### The request
Identify every line in the records below that contains the word "will", and reproduce each one.

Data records
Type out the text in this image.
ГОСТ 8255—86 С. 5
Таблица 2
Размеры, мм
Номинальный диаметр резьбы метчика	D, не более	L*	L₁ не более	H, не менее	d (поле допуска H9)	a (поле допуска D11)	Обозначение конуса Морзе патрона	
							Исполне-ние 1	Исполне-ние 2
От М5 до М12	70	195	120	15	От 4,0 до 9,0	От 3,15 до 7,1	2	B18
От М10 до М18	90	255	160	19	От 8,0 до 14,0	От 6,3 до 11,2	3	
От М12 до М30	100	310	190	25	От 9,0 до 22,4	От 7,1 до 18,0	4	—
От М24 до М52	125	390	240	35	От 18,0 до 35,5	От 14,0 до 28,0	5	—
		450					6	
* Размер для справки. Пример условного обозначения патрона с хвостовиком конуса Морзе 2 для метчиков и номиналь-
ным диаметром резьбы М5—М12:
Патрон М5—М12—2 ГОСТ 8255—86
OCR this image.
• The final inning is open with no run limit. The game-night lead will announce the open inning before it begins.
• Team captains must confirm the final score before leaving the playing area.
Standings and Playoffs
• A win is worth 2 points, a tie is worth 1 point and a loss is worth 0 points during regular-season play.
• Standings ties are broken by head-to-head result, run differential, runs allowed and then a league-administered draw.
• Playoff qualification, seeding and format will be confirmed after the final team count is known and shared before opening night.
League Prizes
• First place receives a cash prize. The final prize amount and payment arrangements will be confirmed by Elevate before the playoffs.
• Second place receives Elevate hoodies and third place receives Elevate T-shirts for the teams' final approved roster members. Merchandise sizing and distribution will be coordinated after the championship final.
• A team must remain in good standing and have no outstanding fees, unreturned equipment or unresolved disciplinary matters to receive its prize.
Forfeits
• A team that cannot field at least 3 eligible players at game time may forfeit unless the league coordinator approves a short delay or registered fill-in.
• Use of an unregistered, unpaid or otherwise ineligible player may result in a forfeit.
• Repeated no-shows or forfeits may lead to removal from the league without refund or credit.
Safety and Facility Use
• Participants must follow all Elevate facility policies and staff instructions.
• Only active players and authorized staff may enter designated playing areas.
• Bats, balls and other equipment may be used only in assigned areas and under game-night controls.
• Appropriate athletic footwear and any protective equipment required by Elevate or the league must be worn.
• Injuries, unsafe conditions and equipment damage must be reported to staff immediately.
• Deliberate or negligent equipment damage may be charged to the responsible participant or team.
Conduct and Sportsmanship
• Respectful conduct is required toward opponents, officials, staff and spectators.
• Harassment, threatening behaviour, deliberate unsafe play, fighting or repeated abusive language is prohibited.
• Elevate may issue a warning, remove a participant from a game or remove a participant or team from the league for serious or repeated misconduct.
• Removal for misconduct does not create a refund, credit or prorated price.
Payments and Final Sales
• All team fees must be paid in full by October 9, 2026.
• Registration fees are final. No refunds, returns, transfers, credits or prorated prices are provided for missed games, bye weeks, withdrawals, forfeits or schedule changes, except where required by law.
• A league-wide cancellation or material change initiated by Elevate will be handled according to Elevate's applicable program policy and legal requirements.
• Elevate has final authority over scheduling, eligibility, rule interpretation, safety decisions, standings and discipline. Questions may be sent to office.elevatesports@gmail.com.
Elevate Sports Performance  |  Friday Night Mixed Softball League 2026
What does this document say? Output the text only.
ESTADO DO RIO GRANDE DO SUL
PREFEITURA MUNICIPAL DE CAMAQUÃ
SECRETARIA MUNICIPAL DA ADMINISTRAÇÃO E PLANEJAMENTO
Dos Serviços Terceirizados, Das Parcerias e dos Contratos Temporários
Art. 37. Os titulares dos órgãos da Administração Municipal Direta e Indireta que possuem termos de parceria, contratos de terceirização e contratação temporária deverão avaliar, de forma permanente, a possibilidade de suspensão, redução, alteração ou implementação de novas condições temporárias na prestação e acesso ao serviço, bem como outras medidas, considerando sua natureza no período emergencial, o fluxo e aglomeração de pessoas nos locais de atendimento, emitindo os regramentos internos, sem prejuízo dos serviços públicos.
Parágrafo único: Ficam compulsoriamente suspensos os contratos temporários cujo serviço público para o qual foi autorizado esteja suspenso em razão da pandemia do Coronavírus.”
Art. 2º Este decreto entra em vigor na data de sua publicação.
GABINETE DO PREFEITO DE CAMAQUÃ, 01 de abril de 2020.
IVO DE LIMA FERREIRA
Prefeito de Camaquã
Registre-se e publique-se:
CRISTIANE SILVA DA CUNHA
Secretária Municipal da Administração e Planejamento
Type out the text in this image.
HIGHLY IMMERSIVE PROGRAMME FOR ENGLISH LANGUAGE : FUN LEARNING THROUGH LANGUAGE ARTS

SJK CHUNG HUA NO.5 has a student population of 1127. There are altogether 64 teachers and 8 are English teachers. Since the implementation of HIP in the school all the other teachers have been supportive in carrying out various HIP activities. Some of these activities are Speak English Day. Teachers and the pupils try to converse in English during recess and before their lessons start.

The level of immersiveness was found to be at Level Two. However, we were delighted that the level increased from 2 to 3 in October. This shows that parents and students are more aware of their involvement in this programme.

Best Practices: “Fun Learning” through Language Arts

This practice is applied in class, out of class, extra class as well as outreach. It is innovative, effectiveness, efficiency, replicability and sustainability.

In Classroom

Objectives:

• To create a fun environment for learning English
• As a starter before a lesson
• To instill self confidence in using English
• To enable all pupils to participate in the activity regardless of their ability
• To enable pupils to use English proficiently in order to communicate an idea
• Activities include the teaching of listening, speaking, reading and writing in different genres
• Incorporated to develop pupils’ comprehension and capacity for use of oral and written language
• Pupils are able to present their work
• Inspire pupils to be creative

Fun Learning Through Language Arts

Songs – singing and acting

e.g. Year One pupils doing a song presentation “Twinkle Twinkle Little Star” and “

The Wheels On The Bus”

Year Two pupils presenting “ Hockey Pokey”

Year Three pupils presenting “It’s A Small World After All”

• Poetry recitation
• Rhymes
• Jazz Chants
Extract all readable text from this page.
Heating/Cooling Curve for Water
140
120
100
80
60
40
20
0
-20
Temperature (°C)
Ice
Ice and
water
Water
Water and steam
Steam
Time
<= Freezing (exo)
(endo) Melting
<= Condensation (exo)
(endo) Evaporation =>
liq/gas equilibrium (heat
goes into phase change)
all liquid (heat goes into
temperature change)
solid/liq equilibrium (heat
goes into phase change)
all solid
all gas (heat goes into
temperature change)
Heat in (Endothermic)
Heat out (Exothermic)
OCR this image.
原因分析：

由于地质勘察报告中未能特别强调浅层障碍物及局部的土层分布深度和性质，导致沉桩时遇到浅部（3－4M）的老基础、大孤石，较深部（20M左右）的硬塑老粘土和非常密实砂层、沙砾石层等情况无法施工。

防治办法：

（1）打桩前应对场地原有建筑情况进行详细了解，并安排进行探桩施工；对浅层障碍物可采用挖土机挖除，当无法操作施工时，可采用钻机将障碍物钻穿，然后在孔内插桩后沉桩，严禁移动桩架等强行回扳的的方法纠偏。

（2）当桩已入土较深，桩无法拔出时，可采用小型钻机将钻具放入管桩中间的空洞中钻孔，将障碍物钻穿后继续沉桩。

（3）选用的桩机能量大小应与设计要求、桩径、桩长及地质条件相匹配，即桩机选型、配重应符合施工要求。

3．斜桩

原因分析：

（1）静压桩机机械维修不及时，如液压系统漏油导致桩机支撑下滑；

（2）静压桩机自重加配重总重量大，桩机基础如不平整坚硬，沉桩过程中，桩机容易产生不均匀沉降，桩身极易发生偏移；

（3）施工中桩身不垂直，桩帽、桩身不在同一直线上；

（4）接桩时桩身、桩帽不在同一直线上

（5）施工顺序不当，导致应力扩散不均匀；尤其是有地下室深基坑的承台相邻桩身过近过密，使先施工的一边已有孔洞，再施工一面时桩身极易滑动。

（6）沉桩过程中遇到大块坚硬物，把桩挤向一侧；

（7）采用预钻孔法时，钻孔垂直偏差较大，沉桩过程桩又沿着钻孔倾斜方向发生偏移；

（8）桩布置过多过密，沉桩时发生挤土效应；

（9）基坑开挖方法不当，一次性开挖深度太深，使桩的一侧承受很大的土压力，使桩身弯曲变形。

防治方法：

### Completed task
• The final inning is open with no run limit. The game-night lead will announce the open inning before it begins.
• Playoff qualification, seeding and format will be confirmed after the final team count is known and shared before opening night.
• First place receives a cash prize. The final prize amount and payment arrangements will be confirmed by Elevate before the playoffs.
• Second place receives Elevate hoodies and third place receives Elevate T-shirts for the teams' final approved roster members. Merchandise sizing and distribution will be coordinated after the championship final.
• A league-wide cancellation or material change initiated by Elevate will be handled according to Elevate's applicable program policy and legal requirements.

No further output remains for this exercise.